---------- Source records
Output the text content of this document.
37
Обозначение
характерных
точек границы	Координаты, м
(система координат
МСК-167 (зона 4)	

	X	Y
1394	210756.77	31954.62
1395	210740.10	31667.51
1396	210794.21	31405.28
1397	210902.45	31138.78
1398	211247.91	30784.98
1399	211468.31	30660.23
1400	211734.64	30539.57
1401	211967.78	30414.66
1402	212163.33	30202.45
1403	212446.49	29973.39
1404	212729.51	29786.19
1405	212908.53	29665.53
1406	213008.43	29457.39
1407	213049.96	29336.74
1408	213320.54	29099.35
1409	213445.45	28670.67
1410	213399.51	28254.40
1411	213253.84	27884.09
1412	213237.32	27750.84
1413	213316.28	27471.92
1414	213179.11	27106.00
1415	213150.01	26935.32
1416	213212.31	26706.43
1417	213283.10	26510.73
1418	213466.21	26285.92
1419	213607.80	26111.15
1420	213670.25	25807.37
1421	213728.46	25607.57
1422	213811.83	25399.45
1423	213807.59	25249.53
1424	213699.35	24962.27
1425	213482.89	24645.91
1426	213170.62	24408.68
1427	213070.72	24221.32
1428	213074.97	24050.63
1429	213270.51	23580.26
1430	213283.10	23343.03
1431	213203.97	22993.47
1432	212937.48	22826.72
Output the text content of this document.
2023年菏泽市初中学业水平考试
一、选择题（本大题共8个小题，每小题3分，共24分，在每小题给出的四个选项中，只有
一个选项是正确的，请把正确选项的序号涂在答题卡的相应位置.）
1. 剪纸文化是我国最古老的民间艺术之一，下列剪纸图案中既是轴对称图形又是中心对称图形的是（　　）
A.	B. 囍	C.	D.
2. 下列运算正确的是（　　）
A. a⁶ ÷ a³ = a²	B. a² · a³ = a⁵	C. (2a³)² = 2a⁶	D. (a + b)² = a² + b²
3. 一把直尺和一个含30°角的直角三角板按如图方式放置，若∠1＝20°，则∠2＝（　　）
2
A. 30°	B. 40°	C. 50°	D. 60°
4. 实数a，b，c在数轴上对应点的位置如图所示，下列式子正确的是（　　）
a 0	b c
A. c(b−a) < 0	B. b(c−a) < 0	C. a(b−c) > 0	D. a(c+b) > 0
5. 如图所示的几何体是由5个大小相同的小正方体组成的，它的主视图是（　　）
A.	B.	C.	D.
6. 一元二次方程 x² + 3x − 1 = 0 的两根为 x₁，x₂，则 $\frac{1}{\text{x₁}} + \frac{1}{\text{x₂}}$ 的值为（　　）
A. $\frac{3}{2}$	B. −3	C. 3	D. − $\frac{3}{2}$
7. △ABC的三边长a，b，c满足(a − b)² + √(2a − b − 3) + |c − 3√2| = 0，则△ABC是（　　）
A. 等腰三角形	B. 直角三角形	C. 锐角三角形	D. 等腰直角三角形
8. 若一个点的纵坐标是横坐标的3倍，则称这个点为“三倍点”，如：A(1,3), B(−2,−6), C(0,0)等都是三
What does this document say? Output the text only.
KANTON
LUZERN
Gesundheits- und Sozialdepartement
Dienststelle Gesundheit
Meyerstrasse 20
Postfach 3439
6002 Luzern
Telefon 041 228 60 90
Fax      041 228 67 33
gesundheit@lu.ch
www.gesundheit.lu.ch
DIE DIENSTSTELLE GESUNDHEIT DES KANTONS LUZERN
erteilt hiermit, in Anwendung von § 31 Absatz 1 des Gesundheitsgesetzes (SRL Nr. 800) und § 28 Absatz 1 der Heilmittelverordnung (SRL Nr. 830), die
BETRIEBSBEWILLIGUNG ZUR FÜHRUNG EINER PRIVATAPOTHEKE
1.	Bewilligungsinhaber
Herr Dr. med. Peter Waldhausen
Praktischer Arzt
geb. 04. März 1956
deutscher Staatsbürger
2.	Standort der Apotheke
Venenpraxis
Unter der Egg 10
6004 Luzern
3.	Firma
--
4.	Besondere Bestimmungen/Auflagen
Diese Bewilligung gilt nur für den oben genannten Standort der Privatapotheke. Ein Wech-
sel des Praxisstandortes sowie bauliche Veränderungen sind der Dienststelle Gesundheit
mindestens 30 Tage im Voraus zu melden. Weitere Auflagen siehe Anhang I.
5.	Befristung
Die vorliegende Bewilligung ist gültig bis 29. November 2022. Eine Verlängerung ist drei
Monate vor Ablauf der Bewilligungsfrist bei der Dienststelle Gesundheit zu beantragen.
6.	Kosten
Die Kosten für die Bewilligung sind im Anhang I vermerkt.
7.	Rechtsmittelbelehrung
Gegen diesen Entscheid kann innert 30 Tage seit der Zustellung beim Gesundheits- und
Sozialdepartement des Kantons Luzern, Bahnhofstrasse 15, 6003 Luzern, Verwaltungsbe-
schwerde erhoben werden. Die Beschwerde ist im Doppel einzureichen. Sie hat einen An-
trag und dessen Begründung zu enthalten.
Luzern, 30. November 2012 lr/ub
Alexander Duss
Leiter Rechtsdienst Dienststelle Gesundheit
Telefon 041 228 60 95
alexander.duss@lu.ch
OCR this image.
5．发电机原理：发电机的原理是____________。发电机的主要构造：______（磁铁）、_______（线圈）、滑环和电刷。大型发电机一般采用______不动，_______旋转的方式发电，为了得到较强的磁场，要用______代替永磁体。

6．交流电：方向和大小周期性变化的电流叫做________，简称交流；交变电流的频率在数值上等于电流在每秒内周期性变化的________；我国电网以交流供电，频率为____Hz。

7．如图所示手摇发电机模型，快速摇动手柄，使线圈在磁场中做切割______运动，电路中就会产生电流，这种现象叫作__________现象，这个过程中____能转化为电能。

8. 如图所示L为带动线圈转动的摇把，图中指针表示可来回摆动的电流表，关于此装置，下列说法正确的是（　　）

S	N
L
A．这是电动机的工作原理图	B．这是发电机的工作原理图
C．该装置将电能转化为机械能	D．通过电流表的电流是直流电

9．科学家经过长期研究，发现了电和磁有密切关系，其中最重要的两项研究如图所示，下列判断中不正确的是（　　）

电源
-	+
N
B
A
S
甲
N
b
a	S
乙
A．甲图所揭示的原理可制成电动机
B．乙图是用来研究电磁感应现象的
--------------------
◆ What is asked ◆
Print the line containing "What does this" and every line after it to the end of the records above, exactly as written, and nothing else.

◆ Finished answer ◆
What does this document say? Output the text only.
KANTON
LUZERN
Gesundheits- und Sozialdepartement
Dienststelle Gesundheit
Meyerstrasse 20
Postfach 3439
6002 Luzern
Telefon 041 228 60 90
Fax      041 228 67 33
gesundheit@lu.ch
www.gesundheit.lu.ch
DIE DIENSTSTELLE GESUNDHEIT DES KANTONS LUZERN
erteilt hiermit, in Anwendung von § 31 Absatz 1 des Gesundheitsgesetzes (SRL Nr. 800) und § 28 Absatz 1 der Heilmittelverordnung (SRL Nr. 830), die
BETRIEBSBEWILLIGUNG ZUR FÜHRUNG EINER PRIVATAPOTHEKE
1.	Bewilligungsinhaber
Herr Dr. med. Peter Waldhausen
Praktischer Arzt
geb. 04. März 1956
deutscher Staatsbürger
2.	Standort der Apotheke
Venenpraxis
Unter der Egg 10
6004 Luzern
3.	Firma
--
4.	Besondere Bestimmungen/Auflagen
Diese Bewilligung gilt nur für den oben genannten Standort der Privatapotheke. Ein Wech-
sel des Praxisstandortes sowie bauliche Veränderungen sind der Dienststelle Gesundheit
mindestens 30 Tage im Voraus zu melden. Weitere Auflagen siehe Anhang I.
5.	Befristung
Die vorliegende Bewilligung ist gültig bis 29. November 2022. Eine Verlängerung ist drei
Monate vor Ablauf der Bewilligungsfrist bei der Dienststelle Gesundheit zu beantragen.
6.	Kosten
Die Kosten für die Bewilligung sind im Anhang I vermerkt.
7.	Rechtsmittelbelehrung
Gegen diesen Entscheid kann innert 30 Tage seit der Zustellung beim Gesundheits- und
Sozialdepartement des Kantons Luzern, Bahnhofstrasse 15, 6003 Luzern, Verwaltungsbe-
schwerde erhoben werden. Die Beschwerde ist im Doppel einzureichen. Sie hat einen An-
trag und dessen Begründung zu enthalten.
Luzern, 30. November 2012 lr/ub
Alexander Duss
Leiter Rechtsdienst Dienststelle Gesundheit
Telefon 041 228 60 95
alexander.duss@lu.ch
OCR this image.
5．发电机原理：发电机的原理是____________。发电机的主要构造：______（磁铁）、_______（线圈）、滑环和电刷。大型发电机一般采用______不动，_______旋转的方式发电，为了得到较强的磁场，要用______代替永磁体。

6．交流电：方向和大小周期性变化的电流叫做________，简称交流；交变电流的频率在数值上等于电流在每秒内周期性变化的________；我国电网以交流供电，频率为____Hz。

7．如图所示手摇发电机模型，快速摇动手柄，使线圈在磁场中做切割______运动，电路中就会产生电流，这种现象叫作__________现象，这个过程中____能转化为电能。

8. 如图所示L为带动线圈转动的摇把，图中指针表示可来回摆动的电流表，关于此装置，下列说法正确的是（　　）

S	N
L
A．这是电动机的工作原理图	B．这是发电机的工作原理图
C．该装置将电能转化为机械能	D．通过电流表的电流是直流电

9．科学家经过长期研究，发现了电和磁有密切关系，其中最重要的两项研究如图所示，下列判断中不正确的是（　　）

电源
-	+
N
B
A
S
甲
N
b
a	S
乙
A．甲图所揭示的原理可制成电动机
B．乙图是用来研究电磁感应现象的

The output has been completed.